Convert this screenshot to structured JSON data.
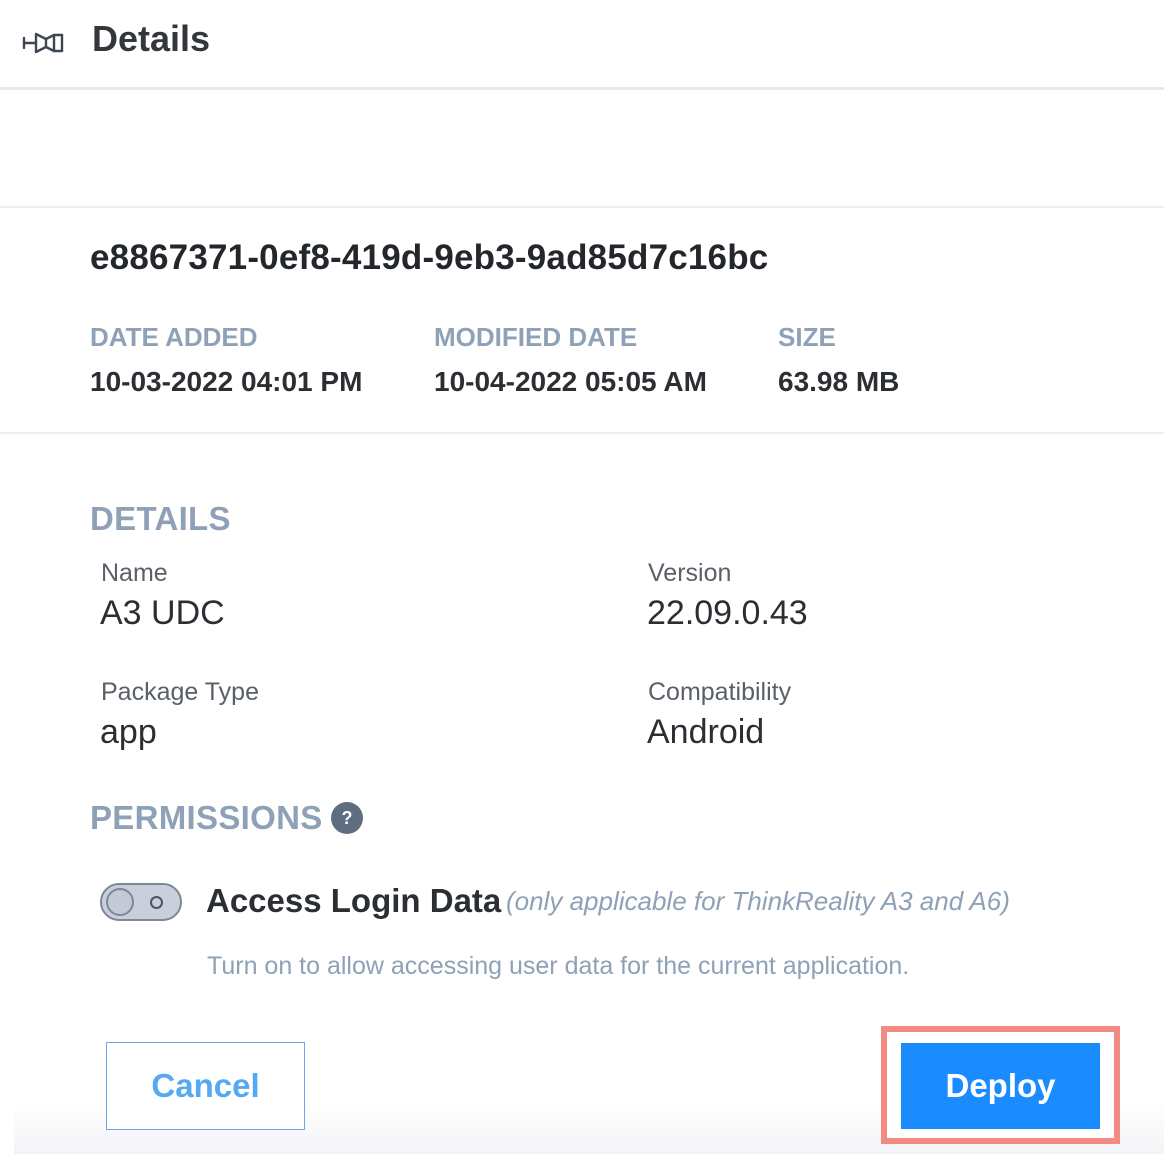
{
  "header": {
    "title": "Details",
    "icon": "package-deploy-icon"
  },
  "package": {
    "id": "e8867371-0ef8-419d-9eb3-9ad85d7c16bc",
    "date_added_label": "DATE ADDED",
    "date_added": "10-03-2022 04:01 PM",
    "modified_date_label": "MODIFIED DATE",
    "modified_date": "10-04-2022 05:05 AM",
    "size_label": "SIZE",
    "size": "63.98 MB"
  },
  "details": {
    "title": "DETAILS",
    "name_label": "Name",
    "name": "A3 UDC",
    "version_label": "Version",
    "version": "22.09.0.43",
    "package_type_label": "Package Type",
    "package_type": "app",
    "compatibility_label": "Compatibility",
    "compatibility": "Android"
  },
  "permissions": {
    "title": "PERMISSIONS",
    "help": "?",
    "access_login_label": "Access Login Data",
    "access_login_note": "(only applicable for ThinkReality A3 and A6)",
    "access_login_enabled": false,
    "access_login_desc": "Turn on to allow accessing user data for the current application."
  },
  "actions": {
    "cancel_label": "Cancel",
    "deploy_label": "Deploy"
  },
  "colors": {
    "accent": "#1a8cff",
    "muted": "#8ea1b7",
    "highlight": "#f28b82"
  }
}
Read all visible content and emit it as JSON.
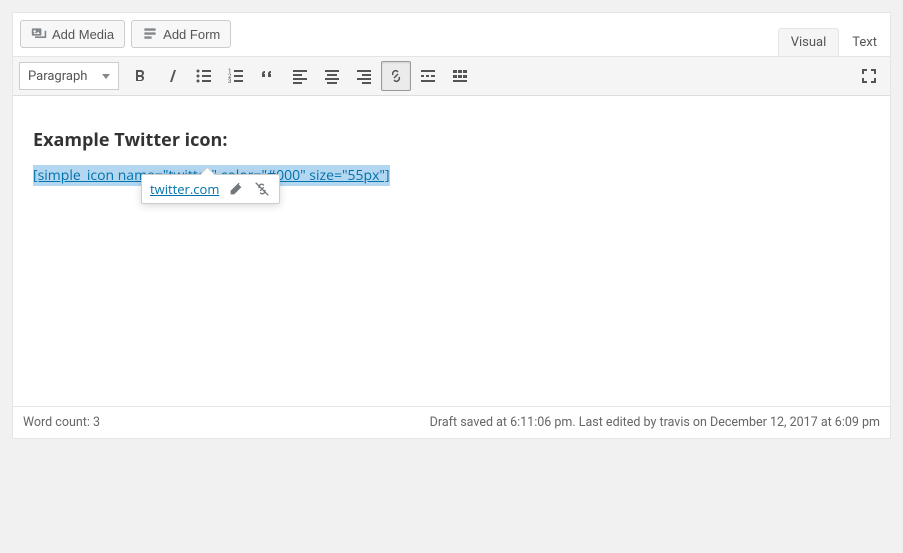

§ **GIVEN PROBLEM**
Copy all lines from the listing that contain "title".

§ **PROBLEM SOLUTION**
    "title": "Details",
    "title": "DETAILS",
    "title": "PERMISSIONS",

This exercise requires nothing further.